[EXTRACTED DATA]
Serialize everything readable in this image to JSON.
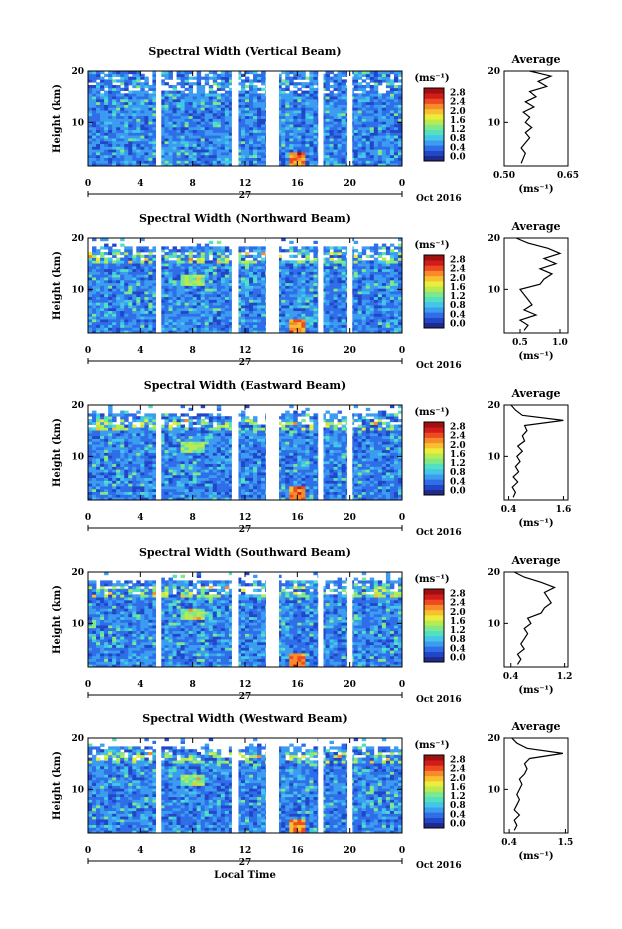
{
  "figure": {
    "xlabel": "Local Time",
    "date_label": "Oct 2016",
    "day_label": "27",
    "colorbar_unit": "(ms⁻¹)",
    "average_title": "Average",
    "average_xlabel": "(ms⁻¹)",
    "height_label": "Height (km)",
    "colorscale": {
      "ticks": [
        "0.0",
        "0.4",
        "0.8",
        "1.2",
        "1.6",
        "2.0",
        "2.4",
        "2.8"
      ],
      "colors": [
        "#1f2a8a",
        "#2246c8",
        "#2f6ee8",
        "#3b9cf0",
        "#43c6e8",
        "#52e0c0",
        "#7ee88a",
        "#b8ea52",
        "#ecec3a",
        "#f8c030",
        "#f88a2a",
        "#ee4a22",
        "#d21c1c",
        "#a01010"
      ]
    }
  },
  "chart_data": [
    {
      "type": "heatmap",
      "title": "Spectral Width (Vertical Beam)",
      "xlabel": "Local Time",
      "ylabel": "Height (km)",
      "x_ticks": [
        "0",
        "4",
        "8",
        "12",
        "16",
        "20",
        "0"
      ],
      "y_ticks": [
        "20",
        "10"
      ],
      "xlim": [
        0,
        24
      ],
      "ylim": [
        1.5,
        20
      ],
      "zlim": [
        0,
        3.0
      ],
      "data_gaps_hours": [
        [
          5.2,
          5.6
        ],
        [
          11.0,
          11.5
        ],
        [
          13.6,
          14.6
        ],
        [
          17.6,
          18.0
        ],
        [
          19.8,
          20.2
        ]
      ],
      "profile": {
        "title": "Average",
        "xlabel": "(ms⁻¹)",
        "xlim": [
          0.5,
          0.65
        ],
        "x_ticks": [
          "0.50",
          "0.65"
        ],
        "y_ticks": [
          "20",
          "10"
        ],
        "points": [
          [
            0.54,
            2
          ],
          [
            0.545,
            3
          ],
          [
            0.55,
            4
          ],
          [
            0.54,
            5
          ],
          [
            0.55,
            6
          ],
          [
            0.56,
            7
          ],
          [
            0.55,
            8
          ],
          [
            0.565,
            9
          ],
          [
            0.55,
            10
          ],
          [
            0.56,
            11
          ],
          [
            0.545,
            12
          ],
          [
            0.57,
            13
          ],
          [
            0.55,
            14
          ],
          [
            0.575,
            15
          ],
          [
            0.56,
            16
          ],
          [
            0.6,
            17
          ],
          [
            0.58,
            18
          ],
          [
            0.61,
            19
          ],
          [
            0.56,
            20
          ]
        ]
      }
    },
    {
      "type": "heatmap",
      "title": "Spectral Width (Northward Beam)",
      "xlabel": "Local Time",
      "ylabel": "Height (km)",
      "x_ticks": [
        "0",
        "4",
        "8",
        "12",
        "16",
        "20",
        "0"
      ],
      "y_ticks": [
        "20",
        "10"
      ],
      "xlim": [
        0,
        24
      ],
      "ylim": [
        1.5,
        20
      ],
      "zlim": [
        0,
        3.0
      ],
      "data_gaps_hours": [
        [
          5.2,
          5.6
        ],
        [
          11.0,
          11.5
        ],
        [
          13.6,
          14.6
        ],
        [
          17.6,
          18.0
        ],
        [
          19.8,
          20.2
        ]
      ],
      "profile": {
        "title": "Average",
        "xlabel": "(ms⁻¹)",
        "xlim": [
          0.3,
          1.1
        ],
        "x_ticks": [
          "0.5",
          "1.0"
        ],
        "y_ticks": [
          "20",
          "10"
        ],
        "points": [
          [
            0.55,
            2
          ],
          [
            0.6,
            3
          ],
          [
            0.5,
            4
          ],
          [
            0.7,
            5
          ],
          [
            0.55,
            6
          ],
          [
            0.65,
            7
          ],
          [
            0.6,
            8
          ],
          [
            0.55,
            9
          ],
          [
            0.5,
            10
          ],
          [
            0.75,
            11
          ],
          [
            0.8,
            12
          ],
          [
            0.9,
            13
          ],
          [
            0.75,
            14
          ],
          [
            0.95,
            15
          ],
          [
            0.8,
            16
          ],
          [
            1.0,
            17
          ],
          [
            0.85,
            18
          ],
          [
            0.6,
            19
          ],
          [
            0.45,
            20
          ]
        ]
      }
    },
    {
      "type": "heatmap",
      "title": "Spectral Width (Eastward Beam)",
      "xlabel": "Local Time",
      "ylabel": "Height (km)",
      "x_ticks": [
        "0",
        "4",
        "8",
        "12",
        "16",
        "20",
        "0"
      ],
      "y_ticks": [
        "20",
        "10"
      ],
      "xlim": [
        0,
        24
      ],
      "ylim": [
        1.5,
        20
      ],
      "zlim": [
        0,
        3.0
      ],
      "data_gaps_hours": [
        [
          5.2,
          5.6
        ],
        [
          11.0,
          11.5
        ],
        [
          13.6,
          14.6
        ],
        [
          17.6,
          18.0
        ],
        [
          19.8,
          20.2
        ]
      ],
      "profile": {
        "title": "Average",
        "xlabel": "(ms⁻¹)",
        "xlim": [
          0.3,
          1.7
        ],
        "x_ticks": [
          "0.4",
          "1.6"
        ],
        "y_ticks": [
          "20",
          "10"
        ],
        "points": [
          [
            0.5,
            2
          ],
          [
            0.55,
            3
          ],
          [
            0.48,
            4
          ],
          [
            0.6,
            5
          ],
          [
            0.5,
            6
          ],
          [
            0.62,
            7
          ],
          [
            0.55,
            8
          ],
          [
            0.65,
            9
          ],
          [
            0.58,
            10
          ],
          [
            0.7,
            11
          ],
          [
            0.6,
            12
          ],
          [
            0.75,
            13
          ],
          [
            0.7,
            14
          ],
          [
            0.8,
            15
          ],
          [
            0.75,
            16
          ],
          [
            1.6,
            17
          ],
          [
            0.7,
            18
          ],
          [
            0.55,
            19
          ],
          [
            0.45,
            20
          ]
        ]
      }
    },
    {
      "type": "heatmap",
      "title": "Spectral Width (Southward Beam)",
      "xlabel": "Local Time",
      "ylabel": "Height (km)",
      "x_ticks": [
        "0",
        "4",
        "8",
        "12",
        "16",
        "20",
        "0"
      ],
      "y_ticks": [
        "20",
        "10"
      ],
      "xlim": [
        0,
        24
      ],
      "ylim": [
        1.5,
        20
      ],
      "zlim": [
        0,
        3.0
      ],
      "data_gaps_hours": [
        [
          5.2,
          5.6
        ],
        [
          11.0,
          11.5
        ],
        [
          13.6,
          14.6
        ],
        [
          17.6,
          18.0
        ],
        [
          19.8,
          20.2
        ]
      ],
      "profile": {
        "title": "Average",
        "xlabel": "(ms⁻¹)",
        "xlim": [
          0.3,
          1.25
        ],
        "x_ticks": [
          "0.4",
          "1.2"
        ],
        "y_ticks": [
          "20",
          "10"
        ],
        "points": [
          [
            0.5,
            2
          ],
          [
            0.55,
            3
          ],
          [
            0.5,
            4
          ],
          [
            0.6,
            5
          ],
          [
            0.55,
            6
          ],
          [
            0.6,
            7
          ],
          [
            0.65,
            8
          ],
          [
            0.6,
            9
          ],
          [
            0.7,
            10
          ],
          [
            0.65,
            11
          ],
          [
            0.85,
            12
          ],
          [
            0.9,
            13
          ],
          [
            1.0,
            14
          ],
          [
            0.95,
            15
          ],
          [
            0.9,
            16
          ],
          [
            1.05,
            17
          ],
          [
            0.85,
            18
          ],
          [
            0.6,
            19
          ],
          [
            0.45,
            20
          ]
        ]
      }
    },
    {
      "type": "heatmap",
      "title": "Spectral Width (Westward Beam)",
      "xlabel": "Local Time",
      "ylabel": "Height (km)",
      "x_ticks": [
        "0",
        "4",
        "8",
        "12",
        "16",
        "20",
        "0"
      ],
      "y_ticks": [
        "20",
        "10"
      ],
      "xlim": [
        0,
        24
      ],
      "ylim": [
        1.5,
        20
      ],
      "zlim": [
        0,
        3.0
      ],
      "data_gaps_hours": [
        [
          5.2,
          5.6
        ],
        [
          11.0,
          11.5
        ],
        [
          13.6,
          14.6
        ],
        [
          17.6,
          18.0
        ],
        [
          19.8,
          20.2
        ]
      ],
      "profile": {
        "title": "Average",
        "xlabel": "(ms⁻¹)",
        "xlim": [
          0.3,
          1.55
        ],
        "x_ticks": [
          "0.4",
          "1.5"
        ],
        "y_ticks": [
          "20",
          "10"
        ],
        "points": [
          [
            0.5,
            2
          ],
          [
            0.55,
            3
          ],
          [
            0.5,
            4
          ],
          [
            0.6,
            5
          ],
          [
            0.5,
            6
          ],
          [
            0.55,
            7
          ],
          [
            0.6,
            8
          ],
          [
            0.55,
            9
          ],
          [
            0.6,
            10
          ],
          [
            0.65,
            11
          ],
          [
            0.6,
            12
          ],
          [
            0.7,
            13
          ],
          [
            0.75,
            14
          ],
          [
            0.7,
            15
          ],
          [
            0.8,
            16
          ],
          [
            1.45,
            17
          ],
          [
            0.75,
            18
          ],
          [
            0.55,
            19
          ],
          [
            0.45,
            20
          ]
        ]
      }
    }
  ]
}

[WORK REQUIRED] Your answer should be a single number: how many lines in the data above include "Width"?

[ANSWER TO THIS PROBLEM] 5